> [THE REQUEST]:
Quote the full listing word for word.
Start RECORDS FOR THIS EXERCISE
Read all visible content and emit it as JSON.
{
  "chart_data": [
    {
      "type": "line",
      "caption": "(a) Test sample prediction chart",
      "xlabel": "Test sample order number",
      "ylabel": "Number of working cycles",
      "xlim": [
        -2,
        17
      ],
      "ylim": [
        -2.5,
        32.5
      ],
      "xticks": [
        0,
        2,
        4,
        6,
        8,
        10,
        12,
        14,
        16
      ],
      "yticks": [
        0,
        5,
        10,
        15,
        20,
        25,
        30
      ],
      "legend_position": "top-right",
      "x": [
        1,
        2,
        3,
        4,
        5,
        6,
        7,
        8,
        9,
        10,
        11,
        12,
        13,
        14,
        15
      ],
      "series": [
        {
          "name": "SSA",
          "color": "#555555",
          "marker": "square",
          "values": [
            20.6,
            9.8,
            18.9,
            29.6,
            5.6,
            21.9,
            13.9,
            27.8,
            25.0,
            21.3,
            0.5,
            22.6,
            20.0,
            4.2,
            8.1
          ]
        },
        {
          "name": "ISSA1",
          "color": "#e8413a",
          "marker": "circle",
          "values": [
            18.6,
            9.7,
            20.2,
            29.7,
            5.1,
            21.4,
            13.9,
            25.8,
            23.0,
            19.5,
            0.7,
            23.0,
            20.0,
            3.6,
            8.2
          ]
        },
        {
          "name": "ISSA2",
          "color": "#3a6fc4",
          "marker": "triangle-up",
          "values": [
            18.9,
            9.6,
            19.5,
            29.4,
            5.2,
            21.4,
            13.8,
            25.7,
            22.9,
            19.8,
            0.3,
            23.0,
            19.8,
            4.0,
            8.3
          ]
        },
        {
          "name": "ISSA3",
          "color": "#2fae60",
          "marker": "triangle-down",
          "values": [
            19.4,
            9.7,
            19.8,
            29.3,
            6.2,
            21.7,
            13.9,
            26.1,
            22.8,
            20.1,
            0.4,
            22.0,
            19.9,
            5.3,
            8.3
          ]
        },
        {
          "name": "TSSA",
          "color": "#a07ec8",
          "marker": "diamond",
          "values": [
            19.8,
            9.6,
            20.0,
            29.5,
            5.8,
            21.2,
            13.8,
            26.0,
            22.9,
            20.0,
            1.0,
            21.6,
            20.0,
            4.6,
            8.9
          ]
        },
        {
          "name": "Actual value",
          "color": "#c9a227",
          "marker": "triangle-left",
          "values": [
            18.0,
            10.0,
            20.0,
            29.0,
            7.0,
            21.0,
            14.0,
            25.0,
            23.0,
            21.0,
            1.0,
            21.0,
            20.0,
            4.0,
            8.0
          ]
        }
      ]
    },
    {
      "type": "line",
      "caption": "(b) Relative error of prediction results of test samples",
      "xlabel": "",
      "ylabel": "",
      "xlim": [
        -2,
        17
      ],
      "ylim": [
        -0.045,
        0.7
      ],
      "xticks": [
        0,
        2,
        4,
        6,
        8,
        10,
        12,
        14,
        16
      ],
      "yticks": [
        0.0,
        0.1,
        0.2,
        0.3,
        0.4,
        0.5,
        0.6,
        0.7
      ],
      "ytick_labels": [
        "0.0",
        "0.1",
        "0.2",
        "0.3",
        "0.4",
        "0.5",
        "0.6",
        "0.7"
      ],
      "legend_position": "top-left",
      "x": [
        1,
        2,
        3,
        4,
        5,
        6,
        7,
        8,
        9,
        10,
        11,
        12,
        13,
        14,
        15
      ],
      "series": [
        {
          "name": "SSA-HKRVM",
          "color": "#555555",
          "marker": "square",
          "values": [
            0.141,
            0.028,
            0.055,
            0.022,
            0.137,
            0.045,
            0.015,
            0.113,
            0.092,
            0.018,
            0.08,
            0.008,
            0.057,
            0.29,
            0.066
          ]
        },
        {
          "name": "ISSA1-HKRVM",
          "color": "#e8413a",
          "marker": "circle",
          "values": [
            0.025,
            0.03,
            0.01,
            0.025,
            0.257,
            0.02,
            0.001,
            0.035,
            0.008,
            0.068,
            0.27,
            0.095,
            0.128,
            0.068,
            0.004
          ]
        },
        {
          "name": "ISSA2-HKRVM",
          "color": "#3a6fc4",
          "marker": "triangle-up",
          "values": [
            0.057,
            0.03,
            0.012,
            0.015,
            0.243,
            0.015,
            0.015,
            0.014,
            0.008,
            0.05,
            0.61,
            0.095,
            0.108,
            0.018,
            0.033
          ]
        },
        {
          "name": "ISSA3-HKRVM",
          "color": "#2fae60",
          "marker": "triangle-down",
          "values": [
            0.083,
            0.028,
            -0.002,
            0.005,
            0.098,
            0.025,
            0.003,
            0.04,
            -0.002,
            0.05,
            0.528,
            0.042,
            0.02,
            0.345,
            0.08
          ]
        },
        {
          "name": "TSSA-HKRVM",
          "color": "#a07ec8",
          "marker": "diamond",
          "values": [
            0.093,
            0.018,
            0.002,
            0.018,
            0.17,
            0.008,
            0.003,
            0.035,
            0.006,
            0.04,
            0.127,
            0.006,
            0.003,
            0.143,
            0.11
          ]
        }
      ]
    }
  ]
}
End RECORDS FOR THIS EXERCISE
> [WRITTEN RESPONSE]:
Read all visible content and emit it as JSON.
{
  "chart_data": [
    {
      "type": "line",
      "caption": "(a) Test sample prediction chart",
      "xlabel": "Test sample order number",
      "ylabel": "Number of working cycles",
      "xlim": [
        -2,
        17
      ],
      "ylim": [
        -2.5,
        32.5
      ],
      "xticks": [
        0,
        2,
        4,
        6,
        8,
        10,
        12,
        14,
        16
      ],
      "yticks": [
        0,
        5,
        10,
        15,
        20,
        25,
        30
      ],
      "legend_position": "top-right",
      "x": [
        1,
        2,
        3,
        4,
        5,
        6,
        7,
        8,
        9,
        10,
        11,
        12,
        13,
        14,
        15
      ],
      "series": [
        {
          "name": "SSA",
          "color": "#555555",
          "marker": "square",
          "values": [
            20.6,
            9.8,
            18.9,
            29.6,
            5.6,
            21.9,
            13.9,
            27.8,
            25.0,
            21.3,
            0.5,
            22.6,
            20.0,
            4.2,
            8.1
          ]
        },
        {
          "name": "ISSA1",
          "color": "#e8413a",
          "marker": "circle",
          "values": [
            18.6,
            9.7,
            20.2,
            29.7,
            5.1,
            21.4,
            13.9,
            25.8,
            23.0,
            19.5,
            0.7,
            23.0,
            20.0,
            3.6,
            8.2
          ]
        },
        {
          "name": "ISSA2",
          "color": "#3a6fc4",
          "marker": "triangle-up",
          "values": [
            18.9,
            9.6,
            19.5,
            29.4,
            5.2,
            21.4,
            13.8,
            25.7,
            22.9,
            19.8,
            0.3,
            23.0,
            19.8,
            4.0,
            8.3
          ]
        },
        {
          "name": "ISSA3",
          "color": "#2fae60",
          "marker": "triangle-down",
          "values": [
            19.4,
            9.7,
            19.8,
            29.3,
            6.2,
            21.7,
            13.9,
            26.1,
            22.8,
            20.1,
            0.4,
            22.0,
            19.9,
            5.3,
            8.3
          ]
        },
        {
          "name": "TSSA",
          "color": "#a07ec8",
          "marker": "diamond",
          "values": [
            19.8,
            9.6,
            20.0,
            29.5,
            5.8,
            21.2,
            13.8,
            26.0,
            22.9,
            20.0,
            1.0,
            21.6,
            20.0,
            4.6,
            8.9
          ]
        },
        {
          "name": "Actual value",
          "color": "#c9a227",
          "marker": "triangle-left",
          "values": [
            18.0,
            10.0,
            20.0,
            29.0,
            7.0,
            21.0,
            14.0,
            25.0,
            23.0,
            21.0,
            1.0,
            21.0,
            20.0,
            4.0,
            8.0
          ]
        }
      ]
    },
    {
      "type": "line",
      "caption": "(b) Relative error of prediction results of test samples",
      "xlabel": "",
      "ylabel": "",
      "xlim": [
        -2,
        17
      ],
      "ylim": [
        -0.045,
        0.7
      ],
      "xticks": [
        0,
        2,
        4,
        6,
        8,
        10,
        12,
        14,
        16
      ],
      "yticks": [
        0.0,
        0.1,
        0.2,
        0.3,
        0.4,
        0.5,
        0.6,
        0.7
      ],
      "ytick_labels": [
        "0.0",
        "0.1",
        "0.2",
        "0.3",
        "0.4",
        "0.5",
        "0.6",
        "0.7"
      ],
      "legend_position": "top-left",
      "x": [
        1,
        2,
        3,
        4,
        5,
        6,
        7,
        8,
        9,
        10,
        11,
        12,
        13,
        14,
        15
      ],
      "series": [
        {
          "name": "SSA-HKRVM",
          "color": "#555555",
          "marker": "square",
          "values": [
            0.141,
            0.028,
            0.055,
            0.022,
            0.137,
            0.045,
            0.015,
            0.113,
            0.092,
            0.018,
            0.08,
            0.008,
            0.057,
            0.29,
            0.066
          ]
        },
        {
          "name": "ISSA1-HKRVM",
          "color": "#e8413a",
          "marker": "circle",
          "values": [
            0.025,
            0.03,
            0.01,
            0.025,
            0.257,
            0.02,
            0.001,
            0.035,
            0.008,
            0.068,
            0.27,
            0.095,
            0.128,
            0.068,
            0.004
          ]
        },
        {
          "name": "ISSA2-HKRVM",
          "color": "#3a6fc4",
          "marker": "triangle-up",
          "values": [
            0.057,
            0.03,
            0.012,
            0.015,
            0.243,
            0.015,
            0.015,
            0.014,
            0.008,
            0.05,
            0.61,
            0.095,
            0.108,
            0.018,
            0.033
          ]
        },
        {
          "name": "ISSA3-HKRVM",
          "color": "#2fae60",
          "marker": "triangle-down",
          "values": [
            0.083,
            0.028,
            -0.002,
            0.005,
            0.098,
            0.025,
            0.003,
            0.04,
            -0.002,
            0.05,
            0.528,
            0.042,
            0.02,
            0.345,
            0.08
          ]
        },
        {
          "name": "TSSA-HKRVM",
          "color": "#a07ec8",
          "marker": "diamond",
          "values": [
            0.093,
            0.018,
            0.002,
            0.018,
            0.17,
            0.008,
            0.003,
            0.035,
            0.006,
            0.04,
            0.127,
            0.006,
            0.003,
            0.143,
            0.11
          ]
        }
      ]
    }
  ]
}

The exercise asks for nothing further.